What is being asked:
The listing below should be printed exactly, every line of it. Skip the pictures.

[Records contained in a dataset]
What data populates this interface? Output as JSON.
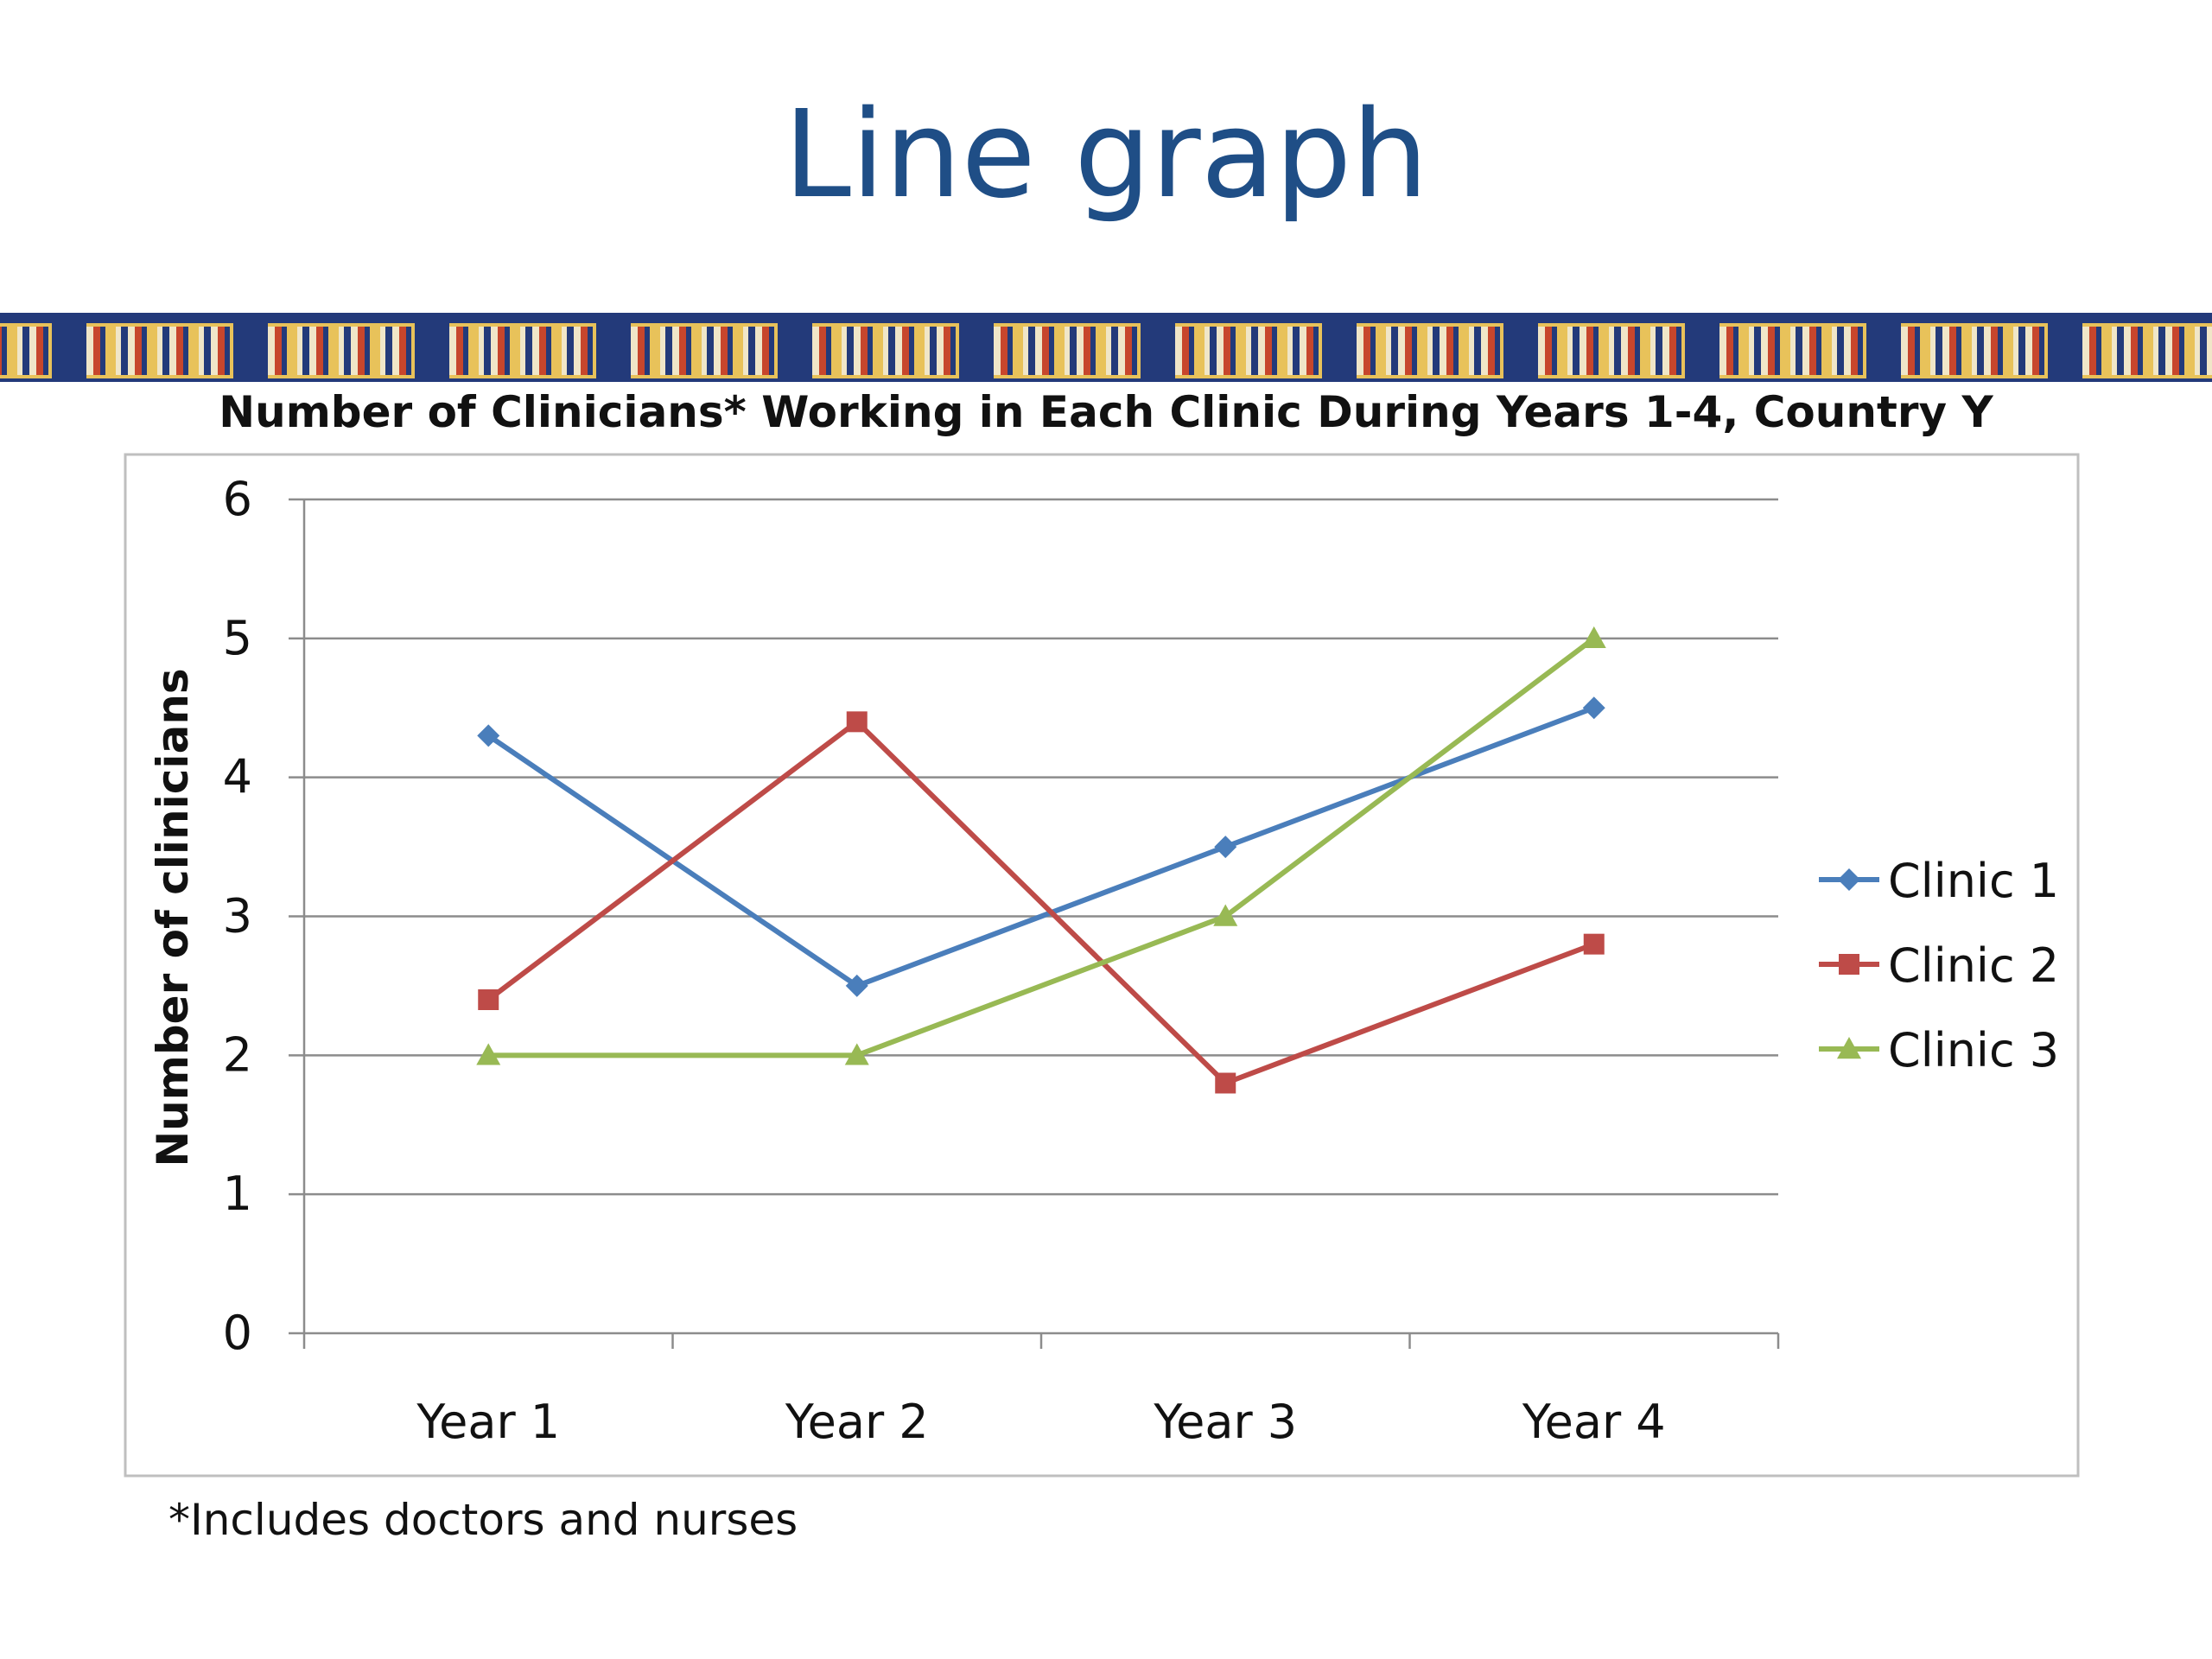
{
  "slide": {
    "title": "Line graph",
    "footnote": "*Includes doctors and nurses"
  },
  "colors": {
    "title": "#1f4e86",
    "band": "#233a7a",
    "grid": "#8c8c8c",
    "frame": "#bfbfbf"
  },
  "chart_data": {
    "type": "line",
    "title": "Number of Clinicians* Working in Each Clinic During Years 1-4, Country Y",
    "xlabel": "",
    "ylabel": "Number of clinicians",
    "categories": [
      "Year 1",
      "Year 2",
      "Year 3",
      "Year 4"
    ],
    "ylim": [
      0,
      6
    ],
    "yticks": [
      "0",
      "1",
      "2",
      "3",
      "4",
      "5",
      "6"
    ],
    "grid": true,
    "legend_position": "right",
    "series": [
      {
        "name": "Clinic 1",
        "values": [
          4.3,
          2.5,
          3.5,
          4.5
        ],
        "color": "#4a7ebb",
        "marker": "diamond"
      },
      {
        "name": "Clinic 2",
        "values": [
          2.4,
          4.4,
          1.8,
          2.8
        ],
        "color": "#be4b48",
        "marker": "square"
      },
      {
        "name": "Clinic 3",
        "values": [
          2.0,
          2.0,
          3.0,
          5.0
        ],
        "color": "#98b954",
        "marker": "triangle"
      }
    ]
  }
}
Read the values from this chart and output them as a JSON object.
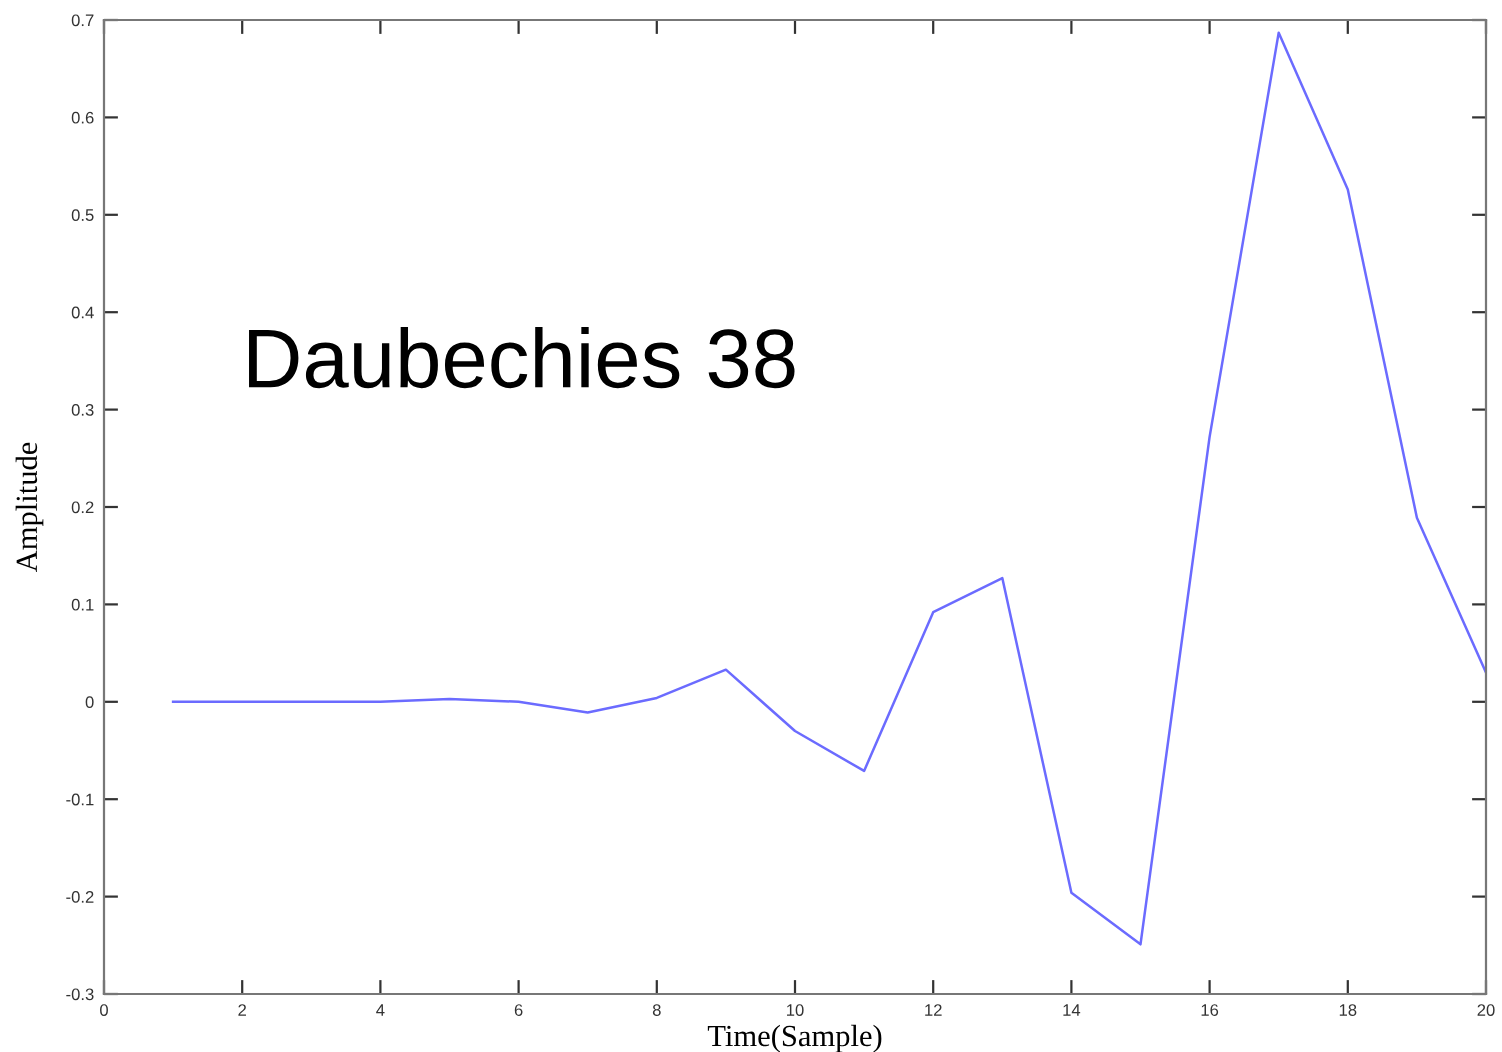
{
  "chart_data": {
    "type": "line",
    "xlabel": "Time(Sample)",
    "ylabel": "Amplitude",
    "annotations": [
      "Daubechies 38"
    ],
    "x": [
      1,
      2,
      3,
      4,
      5,
      6,
      7,
      8,
      9,
      10,
      11,
      12,
      13,
      14,
      15,
      16,
      17,
      18,
      19,
      20
    ],
    "series": [
      {
        "color": "#6b6bff",
        "values": [
          0,
          0,
          0,
          0,
          0.003,
          0,
          -0.011,
          0.004,
          0.033,
          -0.03,
          -0.071,
          0.092,
          0.127,
          -0.196,
          -0.249,
          0.272,
          0.687,
          0.526,
          0.189,
          0.03
        ]
      }
    ],
    "xlim": [
      0,
      20
    ],
    "xticks": [
      0,
      2,
      4,
      6,
      8,
      10,
      12,
      14,
      16,
      18,
      20
    ],
    "ylim": [
      -0.3,
      0.7
    ],
    "yticks": [
      -0.3,
      -0.2,
      -0.1,
      0,
      0.1,
      0.2,
      0.3,
      0.4,
      0.5,
      0.6,
      0.7
    ],
    "grid": false,
    "legend": false,
    "marker": "none",
    "line_style": "solid"
  }
}
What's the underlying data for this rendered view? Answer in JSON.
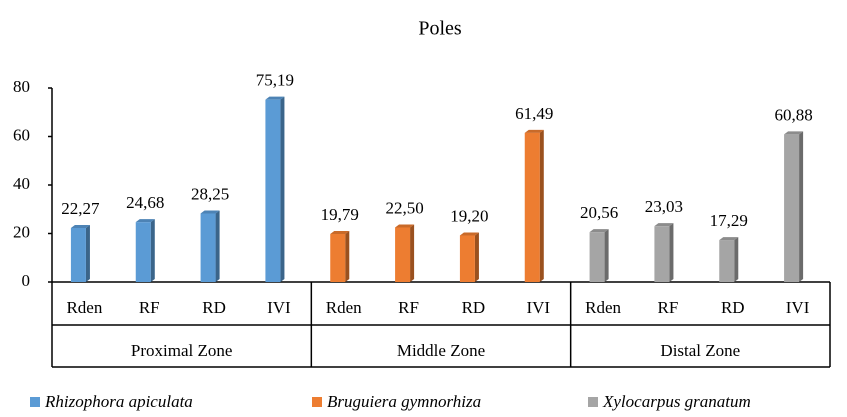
{
  "chart_data": {
    "type": "bar",
    "title": "Poles",
    "categories": [
      "Rden",
      "RF",
      "RD",
      "IVI",
      "Rden",
      "RF",
      "RD",
      "IVI",
      "Rden",
      "RF",
      "RD",
      "IVI"
    ],
    "groups": [
      "Proximal Zone",
      "Middle Zone",
      "Distal Zone"
    ],
    "series": [
      {
        "name": "Rhizophora apiculata",
        "color": "#5b9bd5",
        "values": [
          22.27,
          24.68,
          28.25,
          75.19,
          null,
          null,
          null,
          null,
          null,
          null,
          null,
          null
        ],
        "value_labels": [
          "22,27",
          "24,68",
          "28,25",
          "75,19",
          null,
          null,
          null,
          null,
          null,
          null,
          null,
          null
        ]
      },
      {
        "name": "Bruguiera gymnorhiza",
        "color": "#ed7d31",
        "values": [
          null,
          null,
          null,
          null,
          19.79,
          22.5,
          19.2,
          61.49,
          null,
          null,
          null,
          null
        ],
        "value_labels": [
          null,
          null,
          null,
          null,
          "19,79",
          "22,50",
          "19,20",
          "61,49",
          null,
          null,
          null,
          null
        ]
      },
      {
        "name": "Xylocarpus granatum",
        "color": "#a5a5a5",
        "values": [
          null,
          null,
          null,
          null,
          null,
          null,
          null,
          null,
          20.56,
          23.03,
          17.29,
          60.88
        ],
        "value_labels": [
          null,
          null,
          null,
          null,
          null,
          null,
          null,
          null,
          "20,56",
          "23,03",
          "17,29",
          "60,88"
        ]
      }
    ],
    "ylim": [
      0,
      80
    ],
    "yticks": [
      0,
      20,
      40,
      60,
      80
    ],
    "grid": false
  }
}
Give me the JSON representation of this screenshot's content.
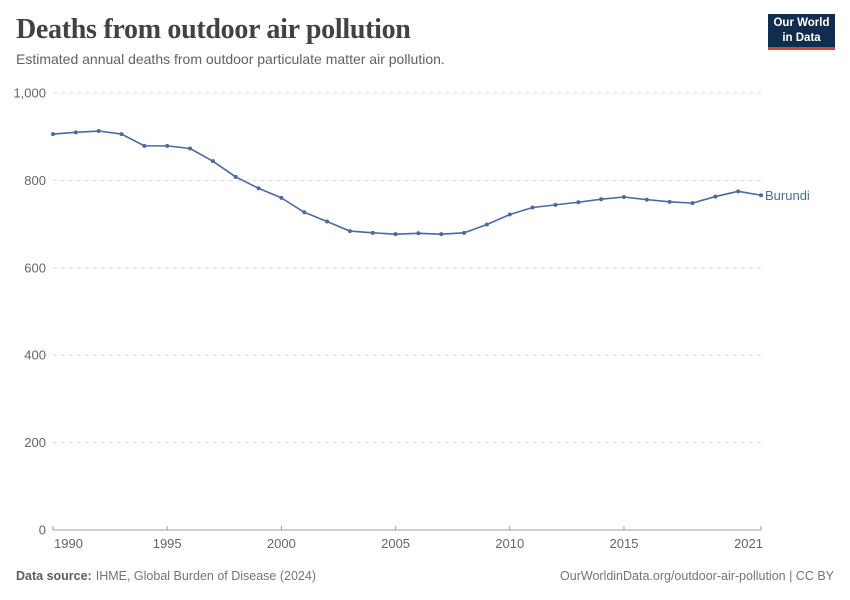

Task response:
What data populates this interface? Output as JSON.
{
  "slide": {
    "title": "Line graph",
    "footnote": "*Includes doctors and nurses"
  },
  "colors": {
    "title": "#1f4e86",
    "band": "#233a7a",
    "grid": "#8c8c8c",
    "frame": "#bfbfbf"
  },
  "chart_data": {
    "type": "line",
    "title": "Number of Clinicians* Working in Each Clinic During Years 1-4, Country Y",
    "xlabel": "",
    "ylabel": "Number of clinicians",
    "categories": [
      "Year 1",
      "Year 2",
      "Year 3",
      "Year 4"
    ],
    "ylim": [
      0,
      6
    ],
    "yticks": [
      "0",
      "1",
      "2",
      "3",
      "4",
      "5",
      "6"
    ],
    "grid": true,
    "legend_position": "right",
    "series": [
      {
        "name": "Clinic 1",
        "values": [
          4.3,
          2.5,
          3.5,
          4.5
        ],
        "color": "#4a7ebb",
        "marker": "diamond"
      },
      {
        "name": "Clinic 2",
        "values": [
          2.4,
          4.4,
          1.8,
          2.8
        ],
        "color": "#be4b48",
        "marker": "square"
      },
      {
        "name": "Clinic 3",
        "values": [
          2.0,
          2.0,
          3.0,
          5.0
        ],
        "color": "#98b954",
        "marker": "triangle"
      }
    ]
  }
}
Read the values from this chart and output them as a JSON object.
{
  "chart_data": {
    "type": "line",
    "xlabel": "Time(Sample)",
    "ylabel": "Amplitude",
    "annotations": [
      "Daubechies 38"
    ],
    "x": [
      1,
      2,
      3,
      4,
      5,
      6,
      7,
      8,
      9,
      10,
      11,
      12,
      13,
      14,
      15,
      16,
      17,
      18,
      19,
      20
    ],
    "series": [
      {
        "color": "#6b6bff",
        "values": [
          0,
          0,
          0,
          0,
          0.003,
          0,
          -0.011,
          0.004,
          0.033,
          -0.03,
          -0.071,
          0.092,
          0.127,
          -0.196,
          -0.249,
          0.272,
          0.687,
          0.526,
          0.189,
          0.03
        ]
      }
    ],
    "xlim": [
      0,
      20
    ],
    "xticks": [
      0,
      2,
      4,
      6,
      8,
      10,
      12,
      14,
      16,
      18,
      20
    ],
    "ylim": [
      -0.3,
      0.7
    ],
    "yticks": [
      -0.3,
      -0.2,
      -0.1,
      0,
      0.1,
      0.2,
      0.3,
      0.4,
      0.5,
      0.6,
      0.7
    ],
    "grid": false,
    "legend": false,
    "marker": "none",
    "line_style": "solid"
  }
}
What's the underlying data for this rendered view? Answer in JSON.
{
  "chart_data": {
    "type": "bar",
    "title": "Poles",
    "categories": [
      "Rden",
      "RF",
      "RD",
      "IVI",
      "Rden",
      "RF",
      "RD",
      "IVI",
      "Rden",
      "RF",
      "RD",
      "IVI"
    ],
    "groups": [
      "Proximal Zone",
      "Middle Zone",
      "Distal Zone"
    ],
    "series": [
      {
        "name": "Rhizophora apiculata",
        "color": "#5b9bd5",
        "values": [
          22.27,
          24.68,
          28.25,
          75.19,
          null,
          null,
          null,
          null,
          null,
          null,
          null,
          null
        ],
        "value_labels": [
          "22,27",
          "24,68",
          "28,25",
          "75,19",
          null,
          null,
          null,
          null,
          null,
          null,
          null,
          null
        ]
      },
      {
        "name": "Bruguiera gymnorhiza",
        "color": "#ed7d31",
        "values": [
          null,
          null,
          null,
          null,
          19.79,
          22.5,
          19.2,
          61.49,
          null,
          null,
          null,
          null
        ],
        "value_labels": [
          null,
          null,
          null,
          null,
          "19,79",
          "22,50",
          "19,20",
          "61,49",
          null,
          null,
          null,
          null
        ]
      },
      {
        "name": "Xylocarpus granatum",
        "color": "#a5a5a5",
        "values": [
          null,
          null,
          null,
          null,
          null,
          null,
          null,
          null,
          20.56,
          23.03,
          17.29,
          60.88
        ],
        "value_labels": [
          null,
          null,
          null,
          null,
          null,
          null,
          null,
          null,
          "20,56",
          "23,03",
          "17,29",
          "60,88"
        ]
      }
    ],
    "ylim": [
      0,
      80
    ],
    "yticks": [
      0,
      20,
      40,
      60,
      80
    ],
    "grid": false
  }
}
Give me the JSON representation of this screenshot's content.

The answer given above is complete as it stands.